*TASK PROMPT*: Starting at the line that holds "What text is on this page?", set down each line through the end of the listing, exactly as written and with nothing added.
--- Begin SOURCE DATA ---
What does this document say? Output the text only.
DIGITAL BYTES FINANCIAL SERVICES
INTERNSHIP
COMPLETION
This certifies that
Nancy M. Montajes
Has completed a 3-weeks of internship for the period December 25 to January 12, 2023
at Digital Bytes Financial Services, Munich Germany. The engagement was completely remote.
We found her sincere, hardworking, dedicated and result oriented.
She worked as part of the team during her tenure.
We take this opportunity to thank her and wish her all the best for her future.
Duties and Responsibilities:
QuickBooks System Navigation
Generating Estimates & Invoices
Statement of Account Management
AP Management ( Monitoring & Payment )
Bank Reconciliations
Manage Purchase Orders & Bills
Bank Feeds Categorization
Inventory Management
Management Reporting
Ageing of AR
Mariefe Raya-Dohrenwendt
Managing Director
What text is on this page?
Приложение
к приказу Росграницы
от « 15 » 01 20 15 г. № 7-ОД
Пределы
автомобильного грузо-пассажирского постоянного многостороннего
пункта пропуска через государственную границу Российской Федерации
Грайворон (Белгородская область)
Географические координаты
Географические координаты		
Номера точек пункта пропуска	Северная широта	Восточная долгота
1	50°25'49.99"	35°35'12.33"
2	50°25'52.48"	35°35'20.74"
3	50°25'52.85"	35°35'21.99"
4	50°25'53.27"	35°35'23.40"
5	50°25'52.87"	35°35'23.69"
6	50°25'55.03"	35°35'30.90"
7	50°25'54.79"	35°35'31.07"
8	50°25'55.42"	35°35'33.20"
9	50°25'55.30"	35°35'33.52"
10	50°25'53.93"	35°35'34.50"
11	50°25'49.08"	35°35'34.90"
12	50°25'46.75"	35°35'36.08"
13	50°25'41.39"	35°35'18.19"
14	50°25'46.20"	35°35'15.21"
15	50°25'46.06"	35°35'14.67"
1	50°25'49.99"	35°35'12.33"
--- End SOURCE DATA ---
*TASK ANSWER*:
What text is on this page?
Приложение
к приказу Росграницы
от « 15 » 01 20 15 г. № 7-ОД
Пределы
автомобильного грузо-пассажирского постоянного многостороннего
пункта пропуска через государственную границу Российской Федерации
Грайворон (Белгородская область)
Географические координаты
Географические координаты		
Номера точек пункта пропуска	Северная широта	Восточная долгота
1	50°25'49.99"	35°35'12.33"
2	50°25'52.48"	35°35'20.74"
3	50°25'52.85"	35°35'21.99"
4	50°25'53.27"	35°35'23.40"
5	50°25'52.87"	35°35'23.69"
6	50°25'55.03"	35°35'30.90"
7	50°25'54.79"	35°35'31.07"
8	50°25'55.42"	35°35'33.20"
9	50°25'55.30"	35°35'33.52"
10	50°25'53.93"	35°35'34.50"
11	50°25'49.08"	35°35'34.90"
12	50°25'46.75"	35°35'36.08"
13	50°25'41.39"	35°35'18.19"
14	50°25'46.20"	35°35'15.21"
15	50°25'46.06"	35°35'14.67"
1	50°25'49.99"	35°35'12.33"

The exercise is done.